EXERCISE DESCRIPTION:
Write the entries below out again exactly; any picture in them stays out.

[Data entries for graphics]
------
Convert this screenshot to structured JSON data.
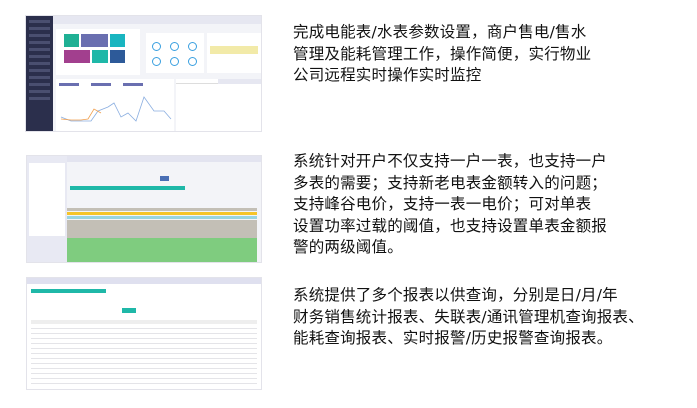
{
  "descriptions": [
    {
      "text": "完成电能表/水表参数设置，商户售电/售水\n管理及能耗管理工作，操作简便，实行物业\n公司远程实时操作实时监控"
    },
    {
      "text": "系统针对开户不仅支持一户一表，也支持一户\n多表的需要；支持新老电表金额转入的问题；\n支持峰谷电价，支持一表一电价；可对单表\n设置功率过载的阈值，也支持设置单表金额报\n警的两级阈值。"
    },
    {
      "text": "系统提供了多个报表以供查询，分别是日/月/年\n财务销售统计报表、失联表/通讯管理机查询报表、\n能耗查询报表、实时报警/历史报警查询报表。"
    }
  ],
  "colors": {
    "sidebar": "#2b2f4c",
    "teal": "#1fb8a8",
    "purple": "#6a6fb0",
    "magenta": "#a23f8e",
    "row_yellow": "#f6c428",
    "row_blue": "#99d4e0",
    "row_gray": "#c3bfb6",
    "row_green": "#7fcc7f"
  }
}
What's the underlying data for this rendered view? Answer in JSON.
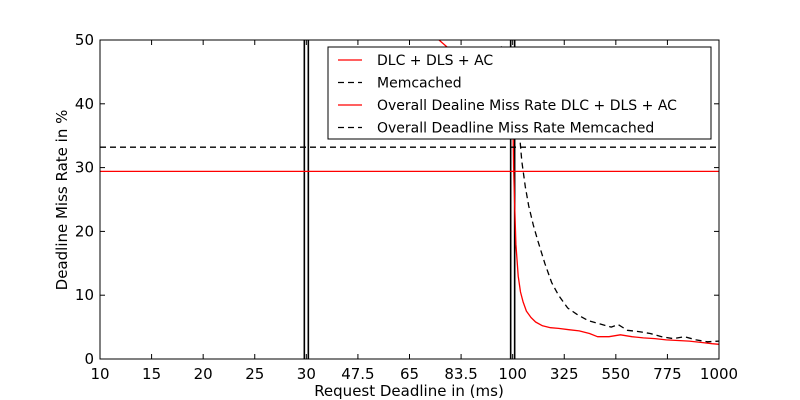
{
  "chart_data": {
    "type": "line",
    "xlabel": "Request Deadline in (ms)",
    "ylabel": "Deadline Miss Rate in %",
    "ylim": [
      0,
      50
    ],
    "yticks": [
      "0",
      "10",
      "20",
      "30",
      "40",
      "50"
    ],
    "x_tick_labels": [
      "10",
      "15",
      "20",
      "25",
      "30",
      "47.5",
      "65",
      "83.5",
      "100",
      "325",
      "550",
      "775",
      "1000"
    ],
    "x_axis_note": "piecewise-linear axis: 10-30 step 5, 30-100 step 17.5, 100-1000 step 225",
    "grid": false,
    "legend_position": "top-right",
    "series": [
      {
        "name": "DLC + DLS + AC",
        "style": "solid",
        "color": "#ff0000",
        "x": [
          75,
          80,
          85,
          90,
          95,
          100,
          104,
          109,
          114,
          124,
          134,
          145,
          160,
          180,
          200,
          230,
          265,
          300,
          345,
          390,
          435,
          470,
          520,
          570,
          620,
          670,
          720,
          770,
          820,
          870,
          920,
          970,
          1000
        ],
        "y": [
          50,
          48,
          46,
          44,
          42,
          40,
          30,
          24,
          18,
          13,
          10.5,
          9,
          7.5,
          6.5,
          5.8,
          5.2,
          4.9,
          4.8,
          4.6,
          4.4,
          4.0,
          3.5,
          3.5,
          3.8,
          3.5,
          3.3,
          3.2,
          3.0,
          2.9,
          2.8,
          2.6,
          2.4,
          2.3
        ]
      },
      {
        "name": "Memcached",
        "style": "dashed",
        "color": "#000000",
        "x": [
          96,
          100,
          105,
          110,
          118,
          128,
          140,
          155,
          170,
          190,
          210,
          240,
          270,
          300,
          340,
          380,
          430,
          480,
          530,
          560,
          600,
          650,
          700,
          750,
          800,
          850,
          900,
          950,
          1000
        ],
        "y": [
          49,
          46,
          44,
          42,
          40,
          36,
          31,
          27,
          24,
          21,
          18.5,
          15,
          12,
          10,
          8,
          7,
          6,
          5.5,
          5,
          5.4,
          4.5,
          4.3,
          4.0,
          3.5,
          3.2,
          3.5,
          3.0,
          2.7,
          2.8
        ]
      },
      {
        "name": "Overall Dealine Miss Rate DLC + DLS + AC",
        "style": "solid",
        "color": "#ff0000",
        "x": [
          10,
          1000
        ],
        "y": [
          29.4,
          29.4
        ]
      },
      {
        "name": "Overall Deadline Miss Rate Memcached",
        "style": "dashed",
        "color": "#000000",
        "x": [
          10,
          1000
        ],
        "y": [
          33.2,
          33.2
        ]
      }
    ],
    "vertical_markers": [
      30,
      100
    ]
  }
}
------
ANSWER TO THE EXERCISE:
Convert this screenshot to structured JSON data.
{
  "descriptions": [
    {
      "text": "完成电能表/水表参数设置，商户售电/售水\n管理及能耗管理工作，操作简便，实行物业\n公司远程实时操作实时监控"
    },
    {
      "text": "系统针对开户不仅支持一户一表，也支持一户\n多表的需要；支持新老电表金额转入的问题；\n支持峰谷电价，支持一表一电价；可对单表\n设置功率过载的阈值，也支持设置单表金额报\n警的两级阈值。"
    },
    {
      "text": "系统提供了多个报表以供查询，分别是日/月/年\n财务销售统计报表、失联表/通讯管理机查询报表、\n能耗查询报表、实时报警/历史报警查询报表。"
    }
  ],
  "colors": {
    "sidebar": "#2b2f4c",
    "teal": "#1fb8a8",
    "purple": "#6a6fb0",
    "magenta": "#a23f8e",
    "row_yellow": "#f6c428",
    "row_blue": "#99d4e0",
    "row_gray": "#c3bfb6",
    "row_green": "#7fcc7f"
  }
}
What's the underlying data for this rendered view? Answer in JSON.
{
  "chart_data": {
    "type": "line",
    "xlabel": "Request Deadline in (ms)",
    "ylabel": "Deadline Miss Rate in %",
    "ylim": [
      0,
      50
    ],
    "yticks": [
      "0",
      "10",
      "20",
      "30",
      "40",
      "50"
    ],
    "x_tick_labels": [
      "10",
      "15",
      "20",
      "25",
      "30",
      "47.5",
      "65",
      "83.5",
      "100",
      "325",
      "550",
      "775",
      "1000"
    ],
    "x_axis_note": "piecewise-linear axis: 10-30 step 5, 30-100 step 17.5, 100-1000 step 225",
    "grid": false,
    "legend_position": "top-right",
    "series": [
      {
        "name": "DLC + DLS + AC",
        "style": "solid",
        "color": "#ff0000",
        "x": [
          75,
          80,
          85,
          90,
          95,
          100,
          104,
          109,
          114,
          124,
          134,
          145,
          160,
          180,
          200,
          230,
          265,
          300,
          345,
          390,
          435,
          470,
          520,
          570,
          620,
          670,
          720,
          770,
          820,
          870,
          920,
          970,
          1000
        ],
        "y": [
          50,
          48,
          46,
          44,
          42,
          40,
          30,
          24,
          18,
          13,
          10.5,
          9,
          7.5,
          6.5,
          5.8,
          5.2,
          4.9,
          4.8,
          4.6,
          4.4,
          4.0,
          3.5,
          3.5,
          3.8,
          3.5,
          3.3,
          3.2,
          3.0,
          2.9,
          2.8,
          2.6,
          2.4,
          2.3
        ]
      },
      {
        "name": "Memcached",
        "style": "dashed",
        "color": "#000000",
        "x": [
          96,
          100,
          105,
          110,
          118,
          128,
          140,
          155,
          170,
          190,
          210,
          240,
          270,
          300,
          340,
          380,
          430,
          480,
          530,
          560,
          600,
          650,
          700,
          750,
          800,
          850,
          900,
          950,
          1000
        ],
        "y": [
          49,
          46,
          44,
          42,
          40,
          36,
          31,
          27,
          24,
          21,
          18.5,
          15,
          12,
          10,
          8,
          7,
          6,
          5.5,
          5,
          5.4,
          4.5,
          4.3,
          4.0,
          3.5,
          3.2,
          3.5,
          3.0,
          2.7,
          2.8
        ]
      },
      {
        "name": "Overall Dealine Miss Rate DLC + DLS + AC",
        "style": "solid",
        "color": "#ff0000",
        "x": [
          10,
          1000
        ],
        "y": [
          29.4,
          29.4
        ]
      },
      {
        "name": "Overall Deadline Miss Rate Memcached",
        "style": "dashed",
        "color": "#000000",
        "x": [
          10,
          1000
        ],
        "y": [
          33.2,
          33.2
        ]
      }
    ],
    "vertical_markers": [
      30,
      100
    ]
  }
}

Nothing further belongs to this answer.